Saved data entries:
━━━━━━━━━━━━━━━━━━━━
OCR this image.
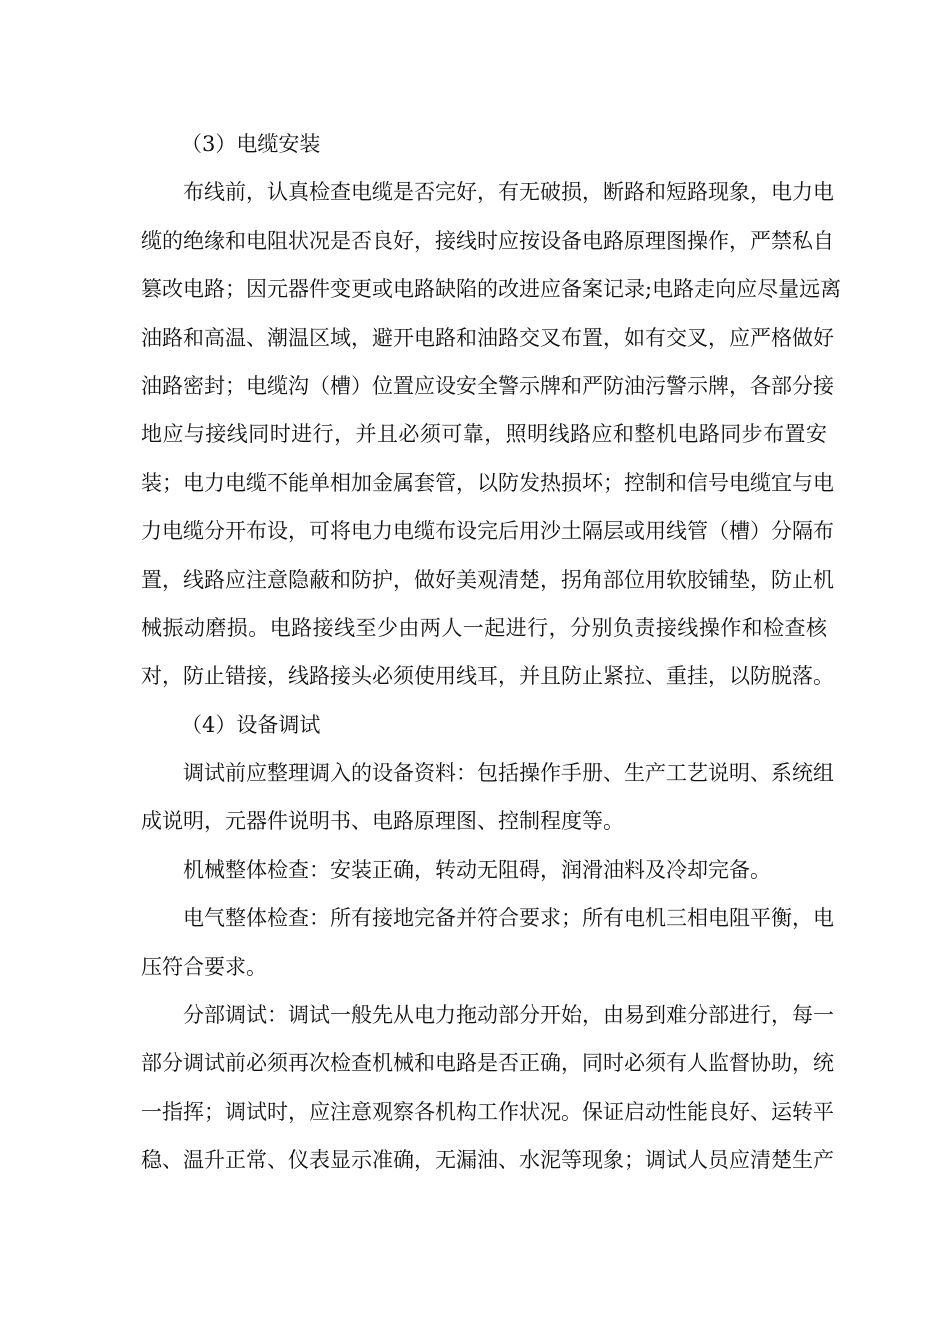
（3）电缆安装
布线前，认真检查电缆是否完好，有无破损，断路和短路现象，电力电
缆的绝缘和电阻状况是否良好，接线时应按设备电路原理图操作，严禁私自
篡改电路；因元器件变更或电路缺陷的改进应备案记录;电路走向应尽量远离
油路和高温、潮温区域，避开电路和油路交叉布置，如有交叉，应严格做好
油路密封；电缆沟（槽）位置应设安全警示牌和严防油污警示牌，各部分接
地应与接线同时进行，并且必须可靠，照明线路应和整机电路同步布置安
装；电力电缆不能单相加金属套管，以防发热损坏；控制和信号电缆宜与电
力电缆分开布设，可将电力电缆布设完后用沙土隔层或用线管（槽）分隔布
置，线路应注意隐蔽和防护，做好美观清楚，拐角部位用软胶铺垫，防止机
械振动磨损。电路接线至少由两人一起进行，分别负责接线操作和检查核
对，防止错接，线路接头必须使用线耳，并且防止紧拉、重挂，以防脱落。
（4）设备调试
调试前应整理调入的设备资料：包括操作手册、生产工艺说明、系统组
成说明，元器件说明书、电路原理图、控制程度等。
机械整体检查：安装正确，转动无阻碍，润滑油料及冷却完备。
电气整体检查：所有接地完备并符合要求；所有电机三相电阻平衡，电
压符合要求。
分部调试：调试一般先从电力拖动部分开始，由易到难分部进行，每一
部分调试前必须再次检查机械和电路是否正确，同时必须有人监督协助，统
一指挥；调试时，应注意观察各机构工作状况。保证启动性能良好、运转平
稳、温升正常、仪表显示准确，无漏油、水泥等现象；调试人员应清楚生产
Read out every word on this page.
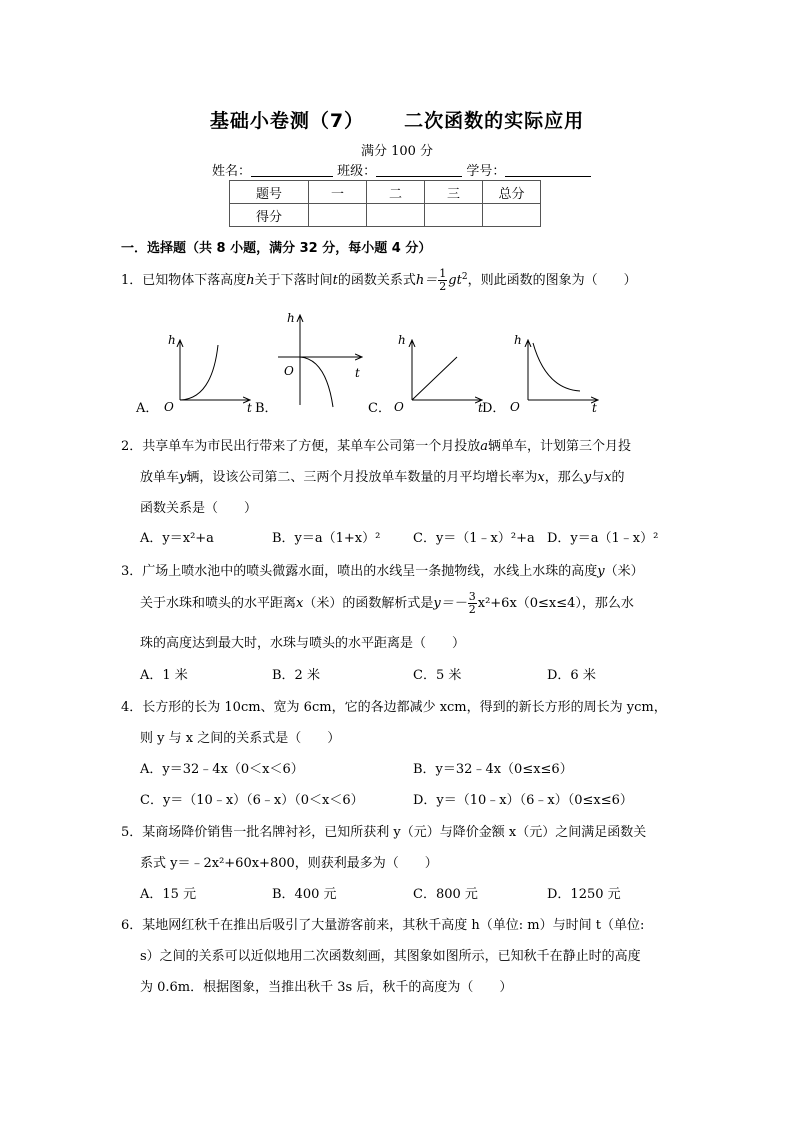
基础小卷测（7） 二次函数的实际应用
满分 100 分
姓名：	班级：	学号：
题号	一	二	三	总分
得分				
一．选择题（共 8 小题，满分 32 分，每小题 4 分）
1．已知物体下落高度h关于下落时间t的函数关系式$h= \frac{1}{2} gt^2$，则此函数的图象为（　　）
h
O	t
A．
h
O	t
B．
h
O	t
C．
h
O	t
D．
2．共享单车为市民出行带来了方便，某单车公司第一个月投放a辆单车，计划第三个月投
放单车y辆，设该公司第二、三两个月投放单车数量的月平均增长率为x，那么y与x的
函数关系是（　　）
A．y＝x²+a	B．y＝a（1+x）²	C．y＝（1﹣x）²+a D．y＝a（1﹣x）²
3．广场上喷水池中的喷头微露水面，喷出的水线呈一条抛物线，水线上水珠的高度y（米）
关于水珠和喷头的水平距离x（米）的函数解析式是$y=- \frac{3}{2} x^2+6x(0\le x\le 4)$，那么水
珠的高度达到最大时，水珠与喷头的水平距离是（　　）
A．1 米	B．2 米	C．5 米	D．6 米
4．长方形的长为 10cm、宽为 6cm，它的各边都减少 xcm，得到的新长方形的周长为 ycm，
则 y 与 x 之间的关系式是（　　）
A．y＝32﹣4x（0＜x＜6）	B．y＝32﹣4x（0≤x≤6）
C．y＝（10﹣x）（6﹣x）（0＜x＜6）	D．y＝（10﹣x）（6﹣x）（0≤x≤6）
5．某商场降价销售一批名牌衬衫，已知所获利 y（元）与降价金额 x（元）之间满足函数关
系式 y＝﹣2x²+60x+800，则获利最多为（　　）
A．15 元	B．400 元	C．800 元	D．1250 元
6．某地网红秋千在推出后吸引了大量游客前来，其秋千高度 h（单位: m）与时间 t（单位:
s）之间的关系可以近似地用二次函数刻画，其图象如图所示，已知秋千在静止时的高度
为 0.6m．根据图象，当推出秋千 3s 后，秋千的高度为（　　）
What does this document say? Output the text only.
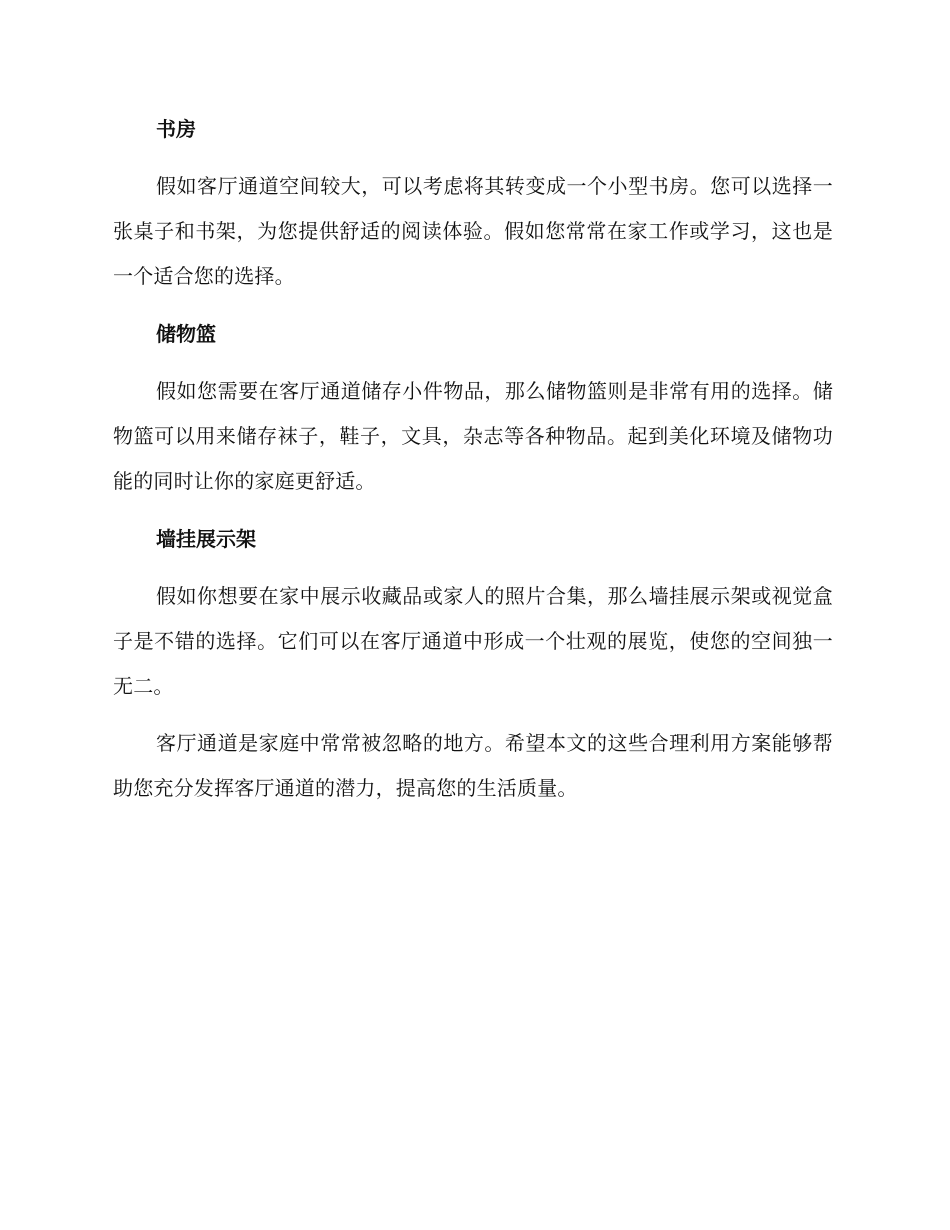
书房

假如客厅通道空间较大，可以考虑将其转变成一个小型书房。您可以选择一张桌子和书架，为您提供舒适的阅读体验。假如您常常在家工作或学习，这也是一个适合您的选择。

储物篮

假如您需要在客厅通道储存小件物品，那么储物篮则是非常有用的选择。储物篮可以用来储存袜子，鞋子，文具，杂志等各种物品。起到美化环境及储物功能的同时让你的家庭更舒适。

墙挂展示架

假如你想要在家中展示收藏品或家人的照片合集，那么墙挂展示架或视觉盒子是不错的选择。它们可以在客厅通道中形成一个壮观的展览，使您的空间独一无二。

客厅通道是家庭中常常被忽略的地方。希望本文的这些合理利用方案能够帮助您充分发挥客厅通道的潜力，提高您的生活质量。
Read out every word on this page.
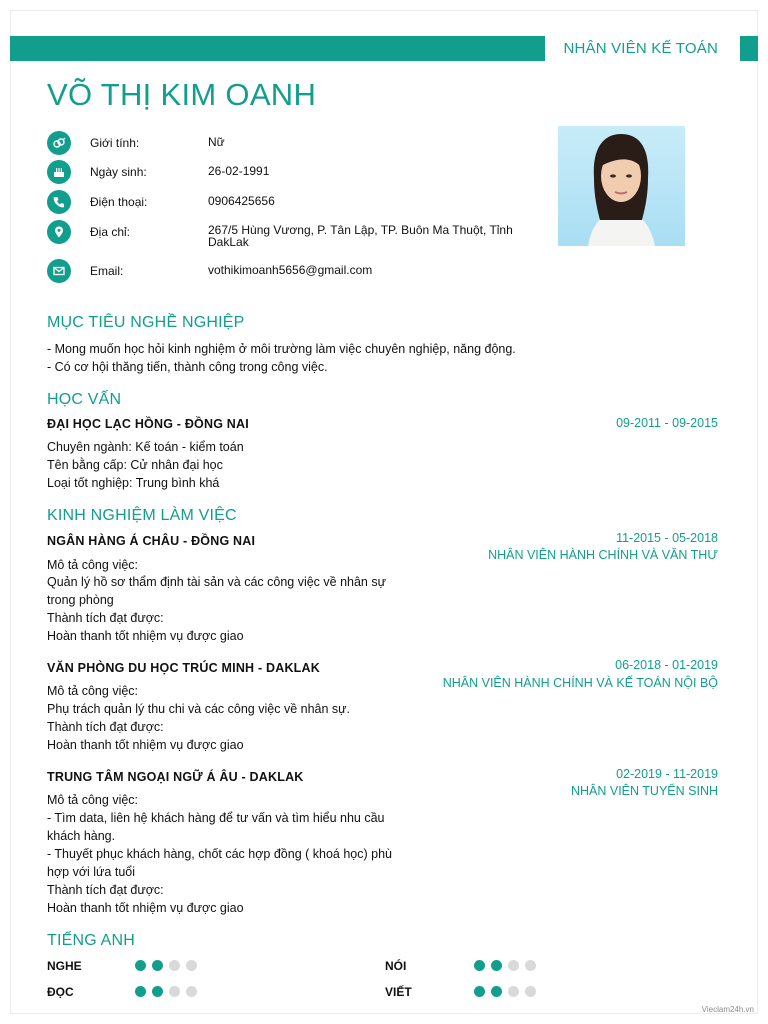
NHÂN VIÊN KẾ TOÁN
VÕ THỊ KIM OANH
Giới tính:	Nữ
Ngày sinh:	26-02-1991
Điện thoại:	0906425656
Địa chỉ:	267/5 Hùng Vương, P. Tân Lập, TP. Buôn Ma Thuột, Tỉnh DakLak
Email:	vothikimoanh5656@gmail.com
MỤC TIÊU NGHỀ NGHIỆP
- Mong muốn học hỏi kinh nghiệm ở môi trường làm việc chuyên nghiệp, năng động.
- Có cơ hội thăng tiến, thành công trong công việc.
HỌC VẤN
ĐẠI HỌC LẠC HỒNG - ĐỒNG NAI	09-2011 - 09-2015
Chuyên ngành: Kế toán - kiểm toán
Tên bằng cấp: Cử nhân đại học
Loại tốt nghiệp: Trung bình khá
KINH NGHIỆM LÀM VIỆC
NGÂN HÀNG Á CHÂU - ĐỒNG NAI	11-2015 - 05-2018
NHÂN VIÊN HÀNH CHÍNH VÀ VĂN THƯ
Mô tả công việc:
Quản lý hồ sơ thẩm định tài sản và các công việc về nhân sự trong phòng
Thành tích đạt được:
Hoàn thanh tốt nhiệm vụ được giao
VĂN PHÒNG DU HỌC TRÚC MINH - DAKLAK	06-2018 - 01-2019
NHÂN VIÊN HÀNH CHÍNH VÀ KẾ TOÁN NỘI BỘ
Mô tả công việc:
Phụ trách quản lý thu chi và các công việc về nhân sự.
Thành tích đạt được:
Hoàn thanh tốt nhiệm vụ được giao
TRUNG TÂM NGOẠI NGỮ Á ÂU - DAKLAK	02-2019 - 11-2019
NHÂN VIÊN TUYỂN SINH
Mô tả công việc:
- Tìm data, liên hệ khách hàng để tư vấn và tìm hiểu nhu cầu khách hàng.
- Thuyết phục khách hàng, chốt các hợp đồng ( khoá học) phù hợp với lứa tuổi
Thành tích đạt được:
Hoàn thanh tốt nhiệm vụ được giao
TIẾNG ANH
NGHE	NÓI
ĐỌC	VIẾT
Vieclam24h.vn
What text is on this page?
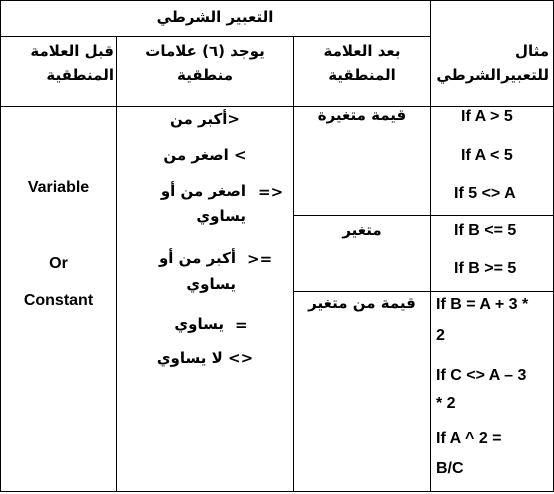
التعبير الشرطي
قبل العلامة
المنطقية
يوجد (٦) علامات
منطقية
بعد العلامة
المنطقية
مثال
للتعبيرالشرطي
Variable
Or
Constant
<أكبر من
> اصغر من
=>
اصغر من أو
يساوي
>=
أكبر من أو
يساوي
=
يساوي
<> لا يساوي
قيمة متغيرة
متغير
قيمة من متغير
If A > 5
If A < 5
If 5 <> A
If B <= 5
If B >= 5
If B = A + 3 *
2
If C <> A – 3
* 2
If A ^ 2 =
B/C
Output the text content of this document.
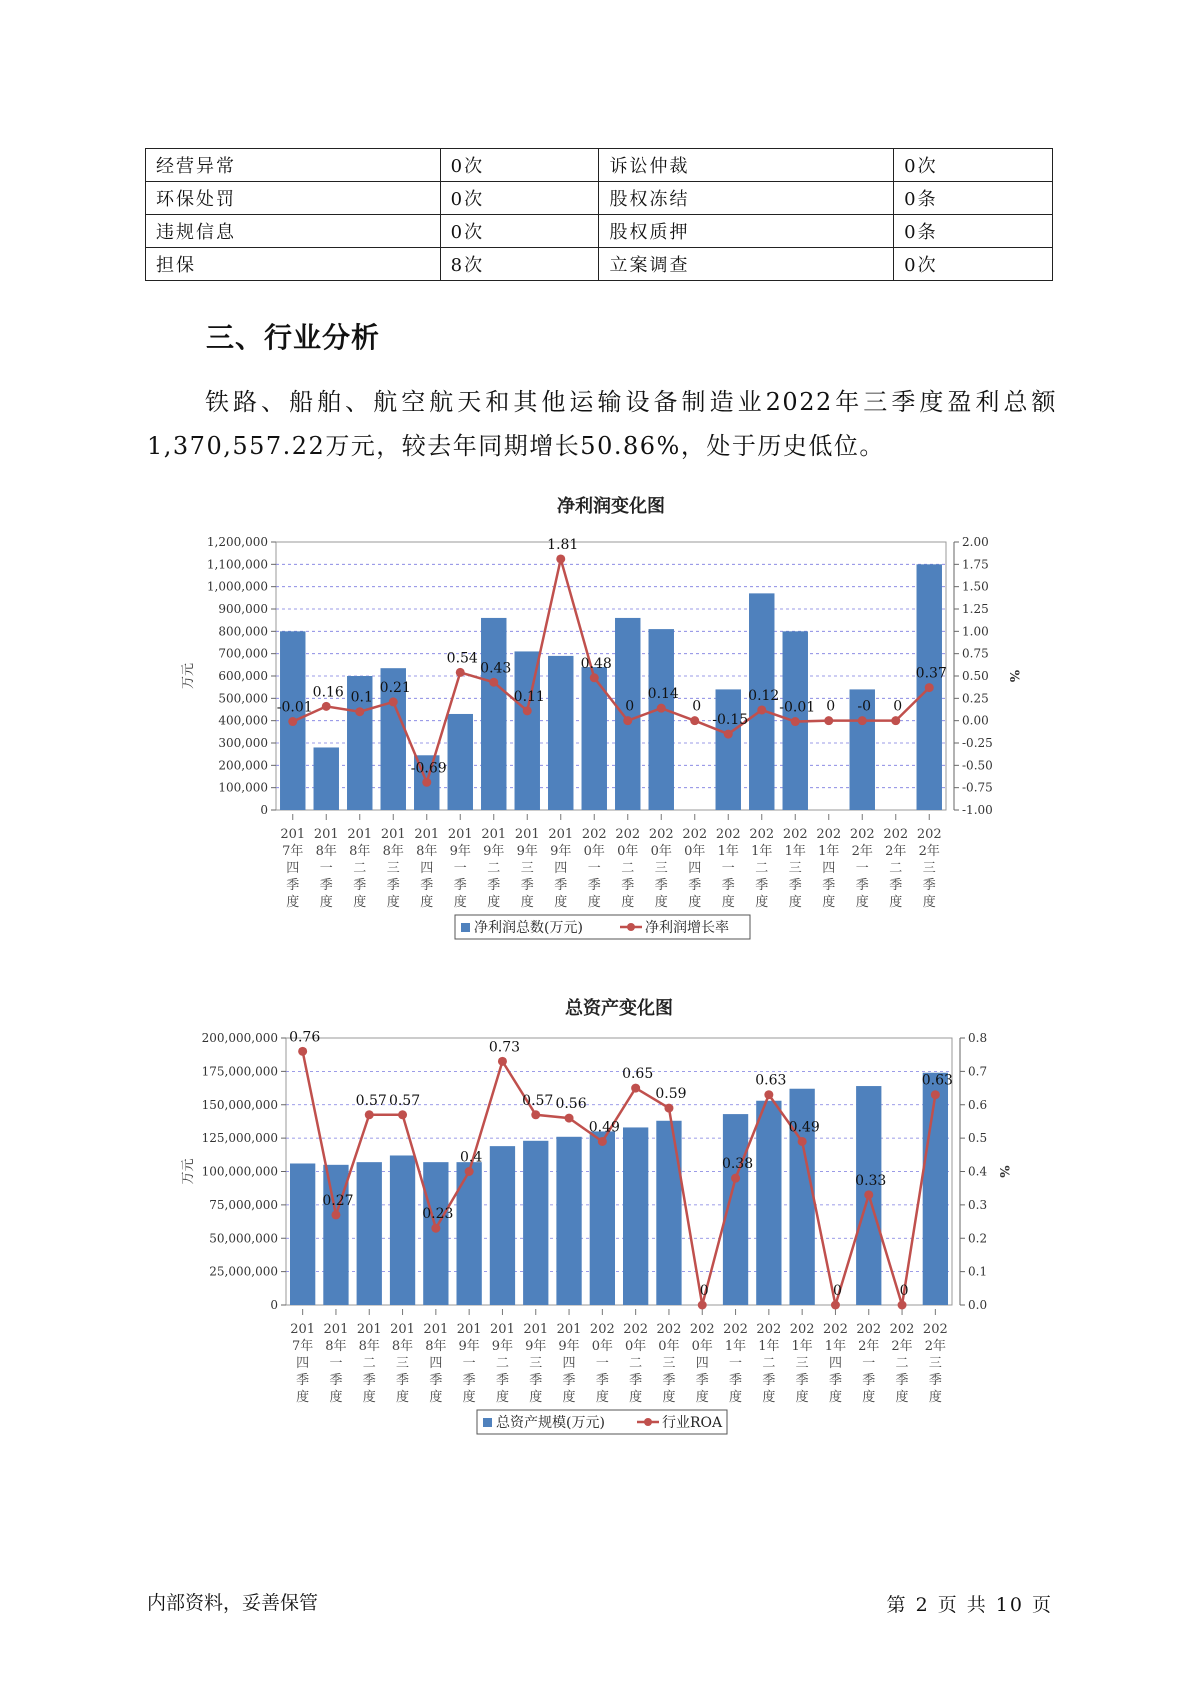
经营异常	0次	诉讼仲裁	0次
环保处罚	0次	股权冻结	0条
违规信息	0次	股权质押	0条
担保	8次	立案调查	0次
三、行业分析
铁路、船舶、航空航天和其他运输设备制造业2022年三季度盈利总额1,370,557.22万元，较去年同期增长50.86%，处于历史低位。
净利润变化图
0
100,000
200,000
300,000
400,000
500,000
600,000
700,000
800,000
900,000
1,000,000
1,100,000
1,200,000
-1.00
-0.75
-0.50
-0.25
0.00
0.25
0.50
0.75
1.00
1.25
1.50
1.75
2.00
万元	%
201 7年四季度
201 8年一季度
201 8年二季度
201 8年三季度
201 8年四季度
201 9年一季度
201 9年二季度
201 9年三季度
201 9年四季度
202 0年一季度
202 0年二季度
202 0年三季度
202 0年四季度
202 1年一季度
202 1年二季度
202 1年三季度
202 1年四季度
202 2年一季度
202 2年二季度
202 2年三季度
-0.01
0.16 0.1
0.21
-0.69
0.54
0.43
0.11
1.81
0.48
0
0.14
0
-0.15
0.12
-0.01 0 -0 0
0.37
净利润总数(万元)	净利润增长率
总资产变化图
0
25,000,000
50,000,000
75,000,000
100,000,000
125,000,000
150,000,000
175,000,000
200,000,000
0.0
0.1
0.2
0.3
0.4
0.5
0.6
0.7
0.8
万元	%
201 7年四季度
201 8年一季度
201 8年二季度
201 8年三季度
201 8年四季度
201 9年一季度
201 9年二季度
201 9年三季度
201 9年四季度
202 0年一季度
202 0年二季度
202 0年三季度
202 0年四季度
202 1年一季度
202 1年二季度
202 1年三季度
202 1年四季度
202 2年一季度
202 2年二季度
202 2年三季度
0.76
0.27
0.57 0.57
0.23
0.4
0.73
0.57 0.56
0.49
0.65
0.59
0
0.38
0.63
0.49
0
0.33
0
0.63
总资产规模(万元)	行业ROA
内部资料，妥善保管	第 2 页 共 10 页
━━━━━━━━━━━━━━━━━━━━
Return each line of the data that contains the string "text".

#### [TASK SOLUTION]
What does this document say? Output the text only.
What text is on this page?
Output the text content of this document.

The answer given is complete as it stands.